-- begin DATASET --

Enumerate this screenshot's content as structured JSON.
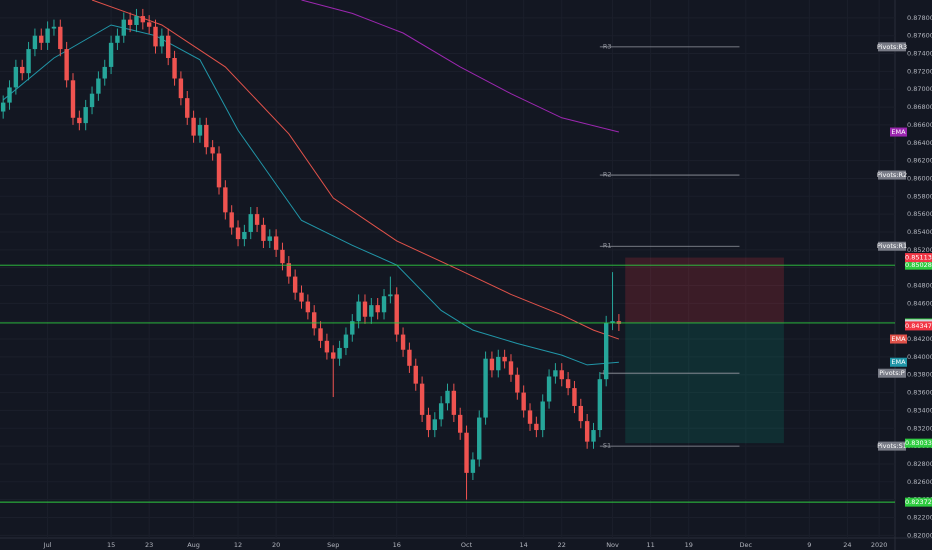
{
  "chart_data": {
    "type": "candlestick",
    "up_color": "#26a69a",
    "down_color": "#ef5350",
    "grid": true,
    "xlim": [
      -0.5,
      140.5
    ],
    "ylim": [
      0.8197,
      0.88
    ],
    "x": [
      0,
      1,
      2,
      3,
      4,
      5,
      6,
      7,
      8,
      9,
      10,
      11,
      12,
      13,
      14,
      15,
      16,
      17,
      18,
      19,
      20,
      21,
      22,
      23,
      24,
      25,
      26,
      27,
      28,
      29,
      30,
      31,
      32,
      33,
      34,
      35,
      36,
      37,
      38,
      39,
      40,
      41,
      42,
      43,
      44,
      45,
      46,
      47,
      48,
      49,
      50,
      51,
      52,
      53,
      54,
      55,
      56,
      57,
      58,
      59,
      60,
      61,
      62,
      63,
      64,
      65,
      66,
      67,
      68,
      69,
      70,
      71,
      72,
      73,
      74,
      75,
      76,
      77,
      78,
      79,
      80,
      81,
      82,
      83,
      84,
      85,
      86,
      87,
      88,
      89,
      90,
      91,
      92,
      93,
      94,
      95,
      96,
      97
    ],
    "open": [
      0.8675,
      0.8685,
      0.8702,
      0.8725,
      0.8718,
      0.8745,
      0.876,
      0.8752,
      0.8768,
      0.877,
      0.8745,
      0.871,
      0.8668,
      0.8662,
      0.868,
      0.8695,
      0.8712,
      0.8725,
      0.8752,
      0.876,
      0.8778,
      0.8772,
      0.8782,
      0.8775,
      0.877,
      0.8748,
      0.876,
      0.8735,
      0.8712,
      0.869,
      0.8668,
      0.8648,
      0.866,
      0.8635,
      0.8628,
      0.859,
      0.8562,
      0.8545,
      0.8532,
      0.854,
      0.856,
      0.8548,
      0.853,
      0.8535,
      0.852,
      0.8505,
      0.849,
      0.8472,
      0.8462,
      0.845,
      0.8432,
      0.8418,
      0.8405,
      0.8398,
      0.841,
      0.8425,
      0.844,
      0.8462,
      0.8445,
      0.8458,
      0.845,
      0.8468,
      0.847,
      0.8425,
      0.8408,
      0.839,
      0.837,
      0.8335,
      0.8318,
      0.833,
      0.8348,
      0.8362,
      0.8335,
      0.8315,
      0.827,
      0.8285,
      0.8332,
      0.8398,
      0.8385,
      0.84,
      0.8395,
      0.838,
      0.836,
      0.834,
      0.8325,
      0.8318,
      0.835,
      0.8378,
      0.8385,
      0.8375,
      0.8365,
      0.8345,
      0.8328,
      0.8305,
      0.8318,
      0.8375,
      0.8438,
      0.844
    ],
    "high": [
      0.8693,
      0.871,
      0.8733,
      0.8733,
      0.8753,
      0.8768,
      0.8768,
      0.8776,
      0.8778,
      0.8778,
      0.8753,
      0.8718,
      0.8676,
      0.8688,
      0.8703,
      0.872,
      0.8733,
      0.876,
      0.8768,
      0.8786,
      0.8786,
      0.879,
      0.879,
      0.8783,
      0.8778,
      0.8768,
      0.8768,
      0.8743,
      0.872,
      0.8698,
      0.8676,
      0.8668,
      0.8668,
      0.8643,
      0.8636,
      0.8598,
      0.857,
      0.8553,
      0.8548,
      0.8568,
      0.8568,
      0.8556,
      0.8543,
      0.8543,
      0.8528,
      0.8513,
      0.8498,
      0.848,
      0.847,
      0.8458,
      0.844,
      0.8426,
      0.8413,
      0.8418,
      0.8433,
      0.8448,
      0.847,
      0.847,
      0.8466,
      0.8466,
      0.8476,
      0.849,
      0.8478,
      0.8433,
      0.8416,
      0.8398,
      0.8378,
      0.8343,
      0.8338,
      0.8356,
      0.837,
      0.837,
      0.8343,
      0.8323,
      0.8293,
      0.834,
      0.8406,
      0.8406,
      0.8408,
      0.8408,
      0.8403,
      0.8388,
      0.8368,
      0.8348,
      0.8333,
      0.8358,
      0.8386,
      0.8393,
      0.8393,
      0.8383,
      0.8373,
      0.8353,
      0.8336,
      0.8326,
      0.8383,
      0.8446,
      0.8495,
      0.8448
    ],
    "low": [
      0.8667,
      0.8677,
      0.8694,
      0.871,
      0.871,
      0.8737,
      0.8744,
      0.8744,
      0.876,
      0.8737,
      0.8702,
      0.866,
      0.8654,
      0.8654,
      0.8672,
      0.8687,
      0.8704,
      0.8717,
      0.8744,
      0.8752,
      0.8764,
      0.8764,
      0.8767,
      0.8762,
      0.874,
      0.874,
      0.8727,
      0.8704,
      0.8682,
      0.866,
      0.864,
      0.864,
      0.8627,
      0.862,
      0.8582,
      0.8554,
      0.8537,
      0.8524,
      0.8524,
      0.8532,
      0.854,
      0.8522,
      0.8522,
      0.8512,
      0.8497,
      0.8482,
      0.8464,
      0.8454,
      0.8442,
      0.8424,
      0.841,
      0.8397,
      0.8355,
      0.839,
      0.8402,
      0.8417,
      0.8432,
      0.8437,
      0.8437,
      0.8442,
      0.8442,
      0.846,
      0.8417,
      0.84,
      0.8382,
      0.8362,
      0.8327,
      0.831,
      0.831,
      0.8322,
      0.834,
      0.8327,
      0.8307,
      0.824,
      0.8262,
      0.8277,
      0.8324,
      0.8377,
      0.8377,
      0.8387,
      0.8372,
      0.8352,
      0.8332,
      0.8317,
      0.831,
      0.831,
      0.8342,
      0.837,
      0.8367,
      0.8357,
      0.8337,
      0.832,
      0.8297,
      0.8297,
      0.831,
      0.8367,
      0.843,
      0.8429
    ],
    "close": [
      0.8685,
      0.8702,
      0.8725,
      0.8718,
      0.8745,
      0.876,
      0.8752,
      0.8768,
      0.877,
      0.8745,
      0.871,
      0.8668,
      0.8662,
      0.868,
      0.8695,
      0.8712,
      0.8725,
      0.8752,
      0.876,
      0.8778,
      0.8772,
      0.8782,
      0.8775,
      0.877,
      0.8748,
      0.876,
      0.8735,
      0.8712,
      0.869,
      0.8668,
      0.8648,
      0.866,
      0.8635,
      0.8628,
      0.859,
      0.8562,
      0.8545,
      0.8532,
      0.854,
      0.856,
      0.8548,
      0.853,
      0.8535,
      0.852,
      0.8505,
      0.849,
      0.8472,
      0.8462,
      0.845,
      0.8432,
      0.8418,
      0.8405,
      0.8398,
      0.841,
      0.8425,
      0.844,
      0.8462,
      0.8445,
      0.8458,
      0.845,
      0.8468,
      0.847,
      0.8425,
      0.8408,
      0.839,
      0.837,
      0.8335,
      0.8318,
      0.833,
      0.8348,
      0.8362,
      0.8335,
      0.8315,
      0.827,
      0.8285,
      0.8332,
      0.8398,
      0.8385,
      0.84,
      0.8395,
      0.838,
      0.836,
      0.834,
      0.8325,
      0.8318,
      0.835,
      0.8378,
      0.8385,
      0.8375,
      0.8365,
      0.8345,
      0.8328,
      0.8305,
      0.8318,
      0.8375,
      0.8438,
      0.844,
      0.8437
    ],
    "lines": [
      {
        "name": "EMA",
        "color": "#9c27b0",
        "x": [
          47,
          55,
          63,
          72,
          80,
          88,
          97
        ],
        "values": [
          0.88,
          0.8785,
          0.8763,
          0.8725,
          0.8695,
          0.8668,
          0.8652
        ]
      },
      {
        "name": "EMA",
        "color": "#e0524a",
        "x": [
          14,
          25,
          35,
          45,
          52,
          62,
          72,
          80,
          88,
          93,
          97
        ],
        "values": [
          0.88,
          0.8772,
          0.8725,
          0.865,
          0.8578,
          0.853,
          0.8497,
          0.847,
          0.8447,
          0.843,
          0.842
        ]
      },
      {
        "name": "EMA",
        "color": "#2196a8",
        "x": [
          0,
          8,
          17,
          24,
          31,
          37,
          47,
          55,
          62,
          69,
          74,
          81,
          88,
          92,
          97
        ],
        "values": [
          0.8688,
          0.8735,
          0.8772,
          0.876,
          0.8733,
          0.8654,
          0.8553,
          0.8525,
          0.8503,
          0.8452,
          0.843,
          0.8415,
          0.8402,
          0.8391,
          0.8394
        ]
      }
    ],
    "yticks": [
      {
        "value": 0.82,
        "label": "0.82000"
      },
      {
        "value": 0.822,
        "label": "0.82200"
      },
      {
        "value": 0.824,
        "label": "0.82400"
      },
      {
        "value": 0.826,
        "label": "0.82600"
      },
      {
        "value": 0.828,
        "label": "0.82800"
      },
      {
        "value": 0.83,
        "label": "0.83000"
      },
      {
        "value": 0.832,
        "label": "0.83200"
      },
      {
        "value": 0.834,
        "label": "0.83400"
      },
      {
        "value": 0.836,
        "label": "0.83600"
      },
      {
        "value": 0.838,
        "label": "0.83800"
      },
      {
        "value": 0.84,
        "label": "0.84000"
      },
      {
        "value": 0.842,
        "label": "0.84200"
      },
      {
        "value": 0.844,
        "label": "0.84400"
      },
      {
        "value": 0.846,
        "label": "0.84600"
      },
      {
        "value": 0.848,
        "label": "0.84800"
      },
      {
        "value": 0.85,
        "label": "0.85000"
      },
      {
        "value": 0.852,
        "label": "0.85200"
      },
      {
        "value": 0.854,
        "label": "0.85400"
      },
      {
        "value": 0.856,
        "label": "0.85600"
      },
      {
        "value": 0.858,
        "label": "0.85800"
      },
      {
        "value": 0.86,
        "label": "0.86000"
      },
      {
        "value": 0.862,
        "label": "0.86200"
      },
      {
        "value": 0.864,
        "label": "0.86400"
      },
      {
        "value": 0.866,
        "label": "0.86600"
      },
      {
        "value": 0.868,
        "label": "0.86800"
      },
      {
        "value": 0.87,
        "label": "0.87000"
      },
      {
        "value": 0.872,
        "label": "0.87200"
      },
      {
        "value": 0.874,
        "label": "0.87400"
      },
      {
        "value": 0.876,
        "label": "0.87600"
      },
      {
        "value": 0.878,
        "label": "0.87800"
      }
    ],
    "xticks": [
      {
        "value": 7,
        "label": "Jul"
      },
      {
        "value": 17,
        "label": "15"
      },
      {
        "value": 23,
        "label": "23"
      },
      {
        "value": 30,
        "label": "Aug"
      },
      {
        "value": 37,
        "label": "12"
      },
      {
        "value": 43,
        "label": "20"
      },
      {
        "value": 52,
        "label": "Sep"
      },
      {
        "value": 62,
        "label": "16"
      },
      {
        "value": 73,
        "label": "Oct"
      },
      {
        "value": 82,
        "label": "14"
      },
      {
        "value": 88,
        "label": "22"
      },
      {
        "value": 96,
        "label": "Nov"
      },
      {
        "value": 102,
        "label": "11"
      },
      {
        "value": 108,
        "label": "19"
      },
      {
        "value": 117,
        "label": "Dec"
      },
      {
        "value": 127,
        "label": "9"
      },
      {
        "value": 133,
        "label": "24"
      },
      {
        "value": 138,
        "label": "2020"
      }
    ],
    "levels": [
      {
        "value": 0.85028,
        "color": "#2ecc40"
      },
      {
        "value": 0.8438,
        "label": "0.84380",
        "color": "#2ecc40"
      },
      {
        "value": 0.82372,
        "color": "#2ecc40"
      }
    ],
    "price_labels": [
      {
        "value": 0.85113,
        "color": "#f23645"
      },
      {
        "value": 0.8437,
        "label": "0.84370",
        "color": "#d1d4dc"
      },
      {
        "value": 0.84347,
        "color": "#f23645"
      },
      {
        "value": 0.83033,
        "color": "#2ecc40"
      }
    ],
    "pivots": {
      "from": 94,
      "to": 116,
      "levels": [
        {
          "name": "R3",
          "tag": "Pivots:R3",
          "value": 0.87475
        },
        {
          "name": "R2",
          "tag": "Pivots:R2",
          "value": 0.86038
        },
        {
          "name": "R1",
          "tag": "Pivots:R1",
          "value": 0.8524
        },
        {
          "name": "P",
          "tag": "Pivots:P",
          "value": 0.83817
        },
        {
          "name": "S1",
          "tag": "Pivots:S1",
          "value": 0.83
        }
      ]
    },
    "position": {
      "from": 98,
      "to": 123,
      "entry": 0.8438,
      "stop": 0.85113,
      "target": 0.83033
    }
  }
}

-- end DATASET --

Reproduce each line of the entries in which the word "name" is found.

        "name": "EMA",
        "name": "EMA",
        "name": "EMA",
          "name": "R3",
          "name": "R2",
          "name": "R1",
          "name": "P",
          "name": "S1",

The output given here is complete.